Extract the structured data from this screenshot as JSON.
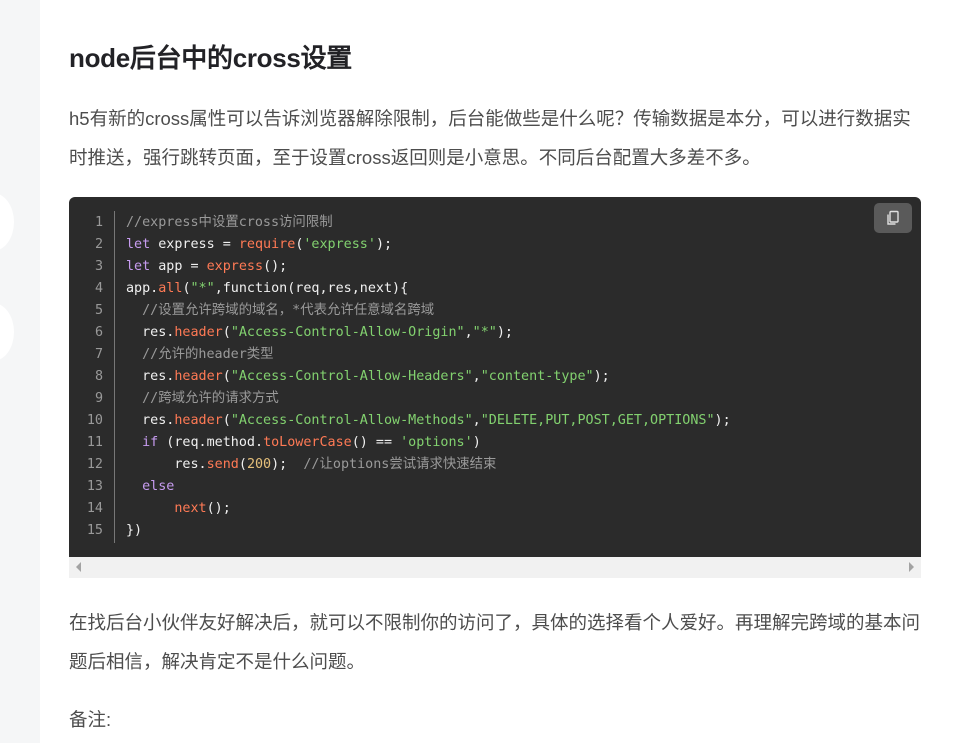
{
  "article": {
    "title": "node后台中的cross设置",
    "intro": "h5有新的cross属性可以告诉浏览器解除限制，后台能做些是什么呢？传输数据是本分，可以进行数据实时推送，强行跳转页面，至于设置cross返回则是小意思。不同后台配置大多差不多。",
    "conclusion": "在找后台小伙伴友好解决后，就可以不限制你的访问了，具体的选择看个人爱好。再理解完跨域的基本问题后相信，解决肯定不是什么问题。",
    "note_label": "备注:"
  },
  "code_block": {
    "copy_icon": "copy-icon",
    "lines": [
      {
        "n": "1",
        "tokens": [
          [
            "cm",
            "//express中设置cross访问限制"
          ]
        ]
      },
      {
        "n": "2",
        "tokens": [
          [
            "kw",
            "let"
          ],
          [
            "pl",
            " express = "
          ],
          [
            "fn",
            "require"
          ],
          [
            "pl",
            "("
          ],
          [
            "st",
            "'express'"
          ],
          [
            "pl",
            ");"
          ]
        ]
      },
      {
        "n": "3",
        "tokens": [
          [
            "kw",
            "let"
          ],
          [
            "pl",
            " app = "
          ],
          [
            "fn",
            "express"
          ],
          [
            "pl",
            "();"
          ]
        ]
      },
      {
        "n": "4",
        "tokens": [
          [
            "pl",
            "app."
          ],
          [
            "fn",
            "all"
          ],
          [
            "pl",
            "("
          ],
          [
            "st",
            "\"*\""
          ],
          [
            "pl",
            ",function(req,res,next){"
          ]
        ]
      },
      {
        "n": "5",
        "tokens": [
          [
            "pl",
            "  "
          ],
          [
            "cm",
            "//设置允许跨域的域名，*代表允许任意域名跨域"
          ]
        ]
      },
      {
        "n": "6",
        "tokens": [
          [
            "pl",
            "  res."
          ],
          [
            "fn",
            "header"
          ],
          [
            "pl",
            "("
          ],
          [
            "st",
            "\"Access-Control-Allow-Origin\""
          ],
          [
            "pl",
            ","
          ],
          [
            "st",
            "\"*\""
          ],
          [
            "pl",
            ");"
          ]
        ]
      },
      {
        "n": "7",
        "tokens": [
          [
            "pl",
            "  "
          ],
          [
            "cm",
            "//允许的header类型"
          ]
        ]
      },
      {
        "n": "8",
        "tokens": [
          [
            "pl",
            "  res."
          ],
          [
            "fn",
            "header"
          ],
          [
            "pl",
            "("
          ],
          [
            "st",
            "\"Access-Control-Allow-Headers\""
          ],
          [
            "pl",
            ","
          ],
          [
            "st",
            "\"content-type\""
          ],
          [
            "pl",
            ");"
          ]
        ]
      },
      {
        "n": "9",
        "tokens": [
          [
            "pl",
            "  "
          ],
          [
            "cm",
            "//跨域允许的请求方式"
          ]
        ]
      },
      {
        "n": "10",
        "tokens": [
          [
            "pl",
            "  res."
          ],
          [
            "fn",
            "header"
          ],
          [
            "pl",
            "("
          ],
          [
            "st",
            "\"Access-Control-Allow-Methods\""
          ],
          [
            "pl",
            ","
          ],
          [
            "st",
            "\"DELETE,PUT,POST,GET,OPTIONS\""
          ],
          [
            "pl",
            ");"
          ]
        ]
      },
      {
        "n": "11",
        "tokens": [
          [
            "pl",
            "  "
          ],
          [
            "kw",
            "if"
          ],
          [
            "pl",
            " (req.method."
          ],
          [
            "fn",
            "toLowerCase"
          ],
          [
            "pl",
            "() == "
          ],
          [
            "st",
            "'options'"
          ],
          [
            "pl",
            ")"
          ]
        ]
      },
      {
        "n": "12",
        "tokens": [
          [
            "pl",
            "      res."
          ],
          [
            "fn",
            "send"
          ],
          [
            "pl",
            "("
          ],
          [
            "nu",
            "200"
          ],
          [
            "pl",
            ");  "
          ],
          [
            "cm",
            "//让options尝试请求快速结束"
          ]
        ]
      },
      {
        "n": "13",
        "tokens": [
          [
            "pl",
            "  "
          ],
          [
            "kw",
            "else"
          ]
        ]
      },
      {
        "n": "14",
        "tokens": [
          [
            "pl",
            "      "
          ],
          [
            "fn",
            "next"
          ],
          [
            "pl",
            "();"
          ]
        ]
      },
      {
        "n": "15",
        "tokens": [
          [
            "pl",
            "})"
          ]
        ]
      }
    ]
  }
}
= = = =
▶ [Task]: Copy out every line of the listing that includes the string "Access".

▶ [Answer in full]:
            "\"Access-Control-Allow-Origin\""
            "\"Access-Control-Allow-Headers\""
            "\"Access-Control-Allow-Methods\""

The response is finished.